> TEXT
━━━━━━━━

Patients most commonly present with dysphagia [62-87%], respiratory symptoms [25%] or regurgitation [13-38%]. Regurgitation of polyps can cause asphyxia, even leading to death.5 They may also be asymptomatic or have no specific symptoms. Unless there is obvious regurgitation, the diagnosis can be difficult. Both endoscopy and imaging are used for diagnosis. Because the polyp is covered by normal looking mucosa and is soft in consistency, these lesions are easily missed, on UGIE, in up to 25% of patients.7 On barium study, they appear as filling defects with a widened esophagus, though occasionally it can appear normal, as in our case.1 CT scan is diagnostic and helps in planning for surgery.8 CT scan shows a heterogeneous lesion with soft tissue density and fat density intermingled. A thin rim of contrast is usually seen around the polyp, confirming its intraluminal position.2 Endoscopic ultrasonography is most useful to assess the origin of the base and vascularity if planning for endoscopic excision of giant polyps.5
Surgical excision is recommended even for asymptomatic patients, to obviate the small risk of laryngeal obstruction, bleeding or malignant transformation.1,2 The described surgical approaches are endoscopic excision, laser ablation, and surgical excision by cervical or transthoracicesophagotomy. A combined transabdominal and cervical approach is also described.3 Esophagectomy is done only when a tumor is suspected to be malignant or when it is difficult to remove the tumor through esophagotomy.7 Endoscopic excision is usually done for small polyps, though a large polyp has been excised successfully.9
Cervical esophagotomy is the most common approach for surgical excision where esophagus was approached through a left cervical incision. Complete sub mucous excision of the polyp was performed, and the edges of the mucosal defect were approximated with absorbable sutures, and the esophagotomy was closed primarily.  The cervical location of the tumor, easy accessibility, and minimal morbidity makes this approach attractive. Prior imaging and localization of the tumor base is essential to decide the side to approach, and site of the incision.8
Histologically, the tumor arises from the submucosa hence submucosal excision reduces the potential of recurrence, compared to transecting the stalk at its base.6 Though rare, there have been a few case reports of recurrent fibrovascular polyps.5 Almost always it is due to incomplete excision or due to residual tissue around the polyp base.1,6
To conclude, fibrovascular polyps are rare, benign tumors of the esophagus. Submucosal excision is the treatment of choice.   Awareness of these tumors and a high degree of suspicion is required to diagnose and treat these potentially fatal tumors.

━━━━━━━━

Stored dataset items
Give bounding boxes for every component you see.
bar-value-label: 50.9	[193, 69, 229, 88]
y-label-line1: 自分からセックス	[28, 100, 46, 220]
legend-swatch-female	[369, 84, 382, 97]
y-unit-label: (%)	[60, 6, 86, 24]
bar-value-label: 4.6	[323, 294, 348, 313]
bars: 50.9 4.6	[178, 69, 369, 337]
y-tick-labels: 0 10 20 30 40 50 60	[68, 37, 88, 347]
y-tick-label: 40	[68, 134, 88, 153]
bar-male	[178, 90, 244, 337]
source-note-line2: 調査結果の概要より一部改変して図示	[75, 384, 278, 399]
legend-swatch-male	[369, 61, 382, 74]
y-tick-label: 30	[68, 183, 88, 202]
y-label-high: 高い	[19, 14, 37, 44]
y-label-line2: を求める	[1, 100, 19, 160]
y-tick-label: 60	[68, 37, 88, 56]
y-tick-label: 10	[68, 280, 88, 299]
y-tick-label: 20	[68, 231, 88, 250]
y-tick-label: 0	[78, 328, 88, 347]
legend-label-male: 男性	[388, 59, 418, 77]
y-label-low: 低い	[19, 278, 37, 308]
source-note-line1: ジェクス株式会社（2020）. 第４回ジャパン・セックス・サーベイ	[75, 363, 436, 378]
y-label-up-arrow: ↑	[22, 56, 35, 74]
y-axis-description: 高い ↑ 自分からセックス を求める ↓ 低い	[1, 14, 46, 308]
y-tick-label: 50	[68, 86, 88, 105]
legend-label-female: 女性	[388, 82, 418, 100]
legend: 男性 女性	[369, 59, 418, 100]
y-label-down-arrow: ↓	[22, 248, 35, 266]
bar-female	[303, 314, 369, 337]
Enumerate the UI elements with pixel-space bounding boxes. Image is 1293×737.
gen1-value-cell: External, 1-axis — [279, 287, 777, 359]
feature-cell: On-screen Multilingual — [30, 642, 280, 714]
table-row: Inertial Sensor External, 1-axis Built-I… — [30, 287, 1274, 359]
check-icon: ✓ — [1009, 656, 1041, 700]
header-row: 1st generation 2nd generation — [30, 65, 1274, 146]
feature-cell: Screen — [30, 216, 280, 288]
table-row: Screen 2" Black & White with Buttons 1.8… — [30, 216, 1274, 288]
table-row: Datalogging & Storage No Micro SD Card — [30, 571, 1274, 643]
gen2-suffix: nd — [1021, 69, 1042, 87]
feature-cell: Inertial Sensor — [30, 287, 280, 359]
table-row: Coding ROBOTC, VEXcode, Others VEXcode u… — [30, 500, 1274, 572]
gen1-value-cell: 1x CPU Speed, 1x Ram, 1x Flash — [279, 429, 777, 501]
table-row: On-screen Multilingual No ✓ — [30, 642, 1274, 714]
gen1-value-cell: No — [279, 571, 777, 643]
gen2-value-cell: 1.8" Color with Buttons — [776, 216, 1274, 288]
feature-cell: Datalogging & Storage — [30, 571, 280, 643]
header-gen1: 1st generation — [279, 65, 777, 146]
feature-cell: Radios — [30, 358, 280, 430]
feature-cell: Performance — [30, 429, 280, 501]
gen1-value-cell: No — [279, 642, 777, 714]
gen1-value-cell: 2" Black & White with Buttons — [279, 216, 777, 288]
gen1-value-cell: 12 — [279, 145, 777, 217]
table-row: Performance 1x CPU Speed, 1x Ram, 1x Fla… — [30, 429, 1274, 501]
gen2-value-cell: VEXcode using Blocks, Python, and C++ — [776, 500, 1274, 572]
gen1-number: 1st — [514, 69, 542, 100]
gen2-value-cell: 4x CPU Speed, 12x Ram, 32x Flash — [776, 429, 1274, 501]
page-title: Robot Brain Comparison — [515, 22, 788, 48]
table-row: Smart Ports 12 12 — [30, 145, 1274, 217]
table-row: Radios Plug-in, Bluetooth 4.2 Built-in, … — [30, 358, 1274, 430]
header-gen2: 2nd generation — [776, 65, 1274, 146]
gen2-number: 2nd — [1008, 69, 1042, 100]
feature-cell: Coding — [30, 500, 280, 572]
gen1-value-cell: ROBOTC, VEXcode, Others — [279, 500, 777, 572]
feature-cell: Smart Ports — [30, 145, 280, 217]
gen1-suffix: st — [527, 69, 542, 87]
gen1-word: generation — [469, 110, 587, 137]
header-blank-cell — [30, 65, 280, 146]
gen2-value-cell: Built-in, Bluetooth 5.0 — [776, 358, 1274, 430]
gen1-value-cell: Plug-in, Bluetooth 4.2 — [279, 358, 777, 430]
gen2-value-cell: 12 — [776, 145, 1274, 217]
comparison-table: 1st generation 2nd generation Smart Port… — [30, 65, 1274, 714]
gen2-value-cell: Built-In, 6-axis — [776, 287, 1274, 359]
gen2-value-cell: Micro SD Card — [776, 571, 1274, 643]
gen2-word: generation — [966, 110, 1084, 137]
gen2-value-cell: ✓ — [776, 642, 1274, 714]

━━━━━━━━

> TASK 1
According to the text on fibrovascular polyps, which approach is most common for surgical excision?
> TASK 2
Pick up the text on fibrovascular polyps after its last sentence and continue it.

> EXPECTED ANSWER 1
Cervical esophagotomy.

> EXPECTED ANSWER 2
References
  1. Lee SY, Chan WH, Sivanandan R, Lim DTH, Wong WK. Recurrent giant fibrovascular polyp of the esophagus. World J. Gastroenterol. 2009;15:3697-3700. 
  2. Levine MS, Buck JL, Pantongrag-Brown L, Buetow PC, Hallman JR, Sobin LH. Fibrovascular polyps of the esophagus: clinical, radiographic, and pathologic findings in 16 patients. AJR Am J Roentgenol. 1996;166:781-787. 
  3. I H, Kim JS, Shim YM. Giant fibrovascular polyp of the hypopharynx: surgical treatment with the biappoach. J. Korean Med. Sci. 2006;21:749-751. 
  4. Jakowski JD, Wakely PE. Rhabdomyomatous well-differentiated liposarcoma arising in giant fibrovascular polyp of the esophagus. Ann Diagn Pathol. 2009;13:263-268. 
  5. Drenth J, Wobbes T, Bonenkamp JJ, Nagengast FM. Recurrent esophageal fibrovascular polyps: case history and review of the literature. Dig. Dis. Sci. 2002;47:2598-2604. 
  6. Peltz M, Estrera AS. Resection of a giant esophageal fibrovascular polyp. Ann. Thorac. Surg. 2010;90:1017-1019. 
  7. Kanaan S, DeMeester TR. Fibrovascular polyp of the esophagus requiring esophagectomy. Dis. Esophagus. 2007;20:453-454. 
  8. Yannopoulos P, Manes K. Giant fibrovascular polyp of the esophagus - imaging techniques can localize, preoperatively, the origin of the stalk and designate the way of surgical approach: a case report. Cases J. 2009;2:6854. 
  9. Zhang J, Hao J, Li SWH, Zhang S. Successful endoscopic removal of a giant upper esophageal inflammatory fibrous polyp. World J. Gastroenterol. 2009;15:5236-5238.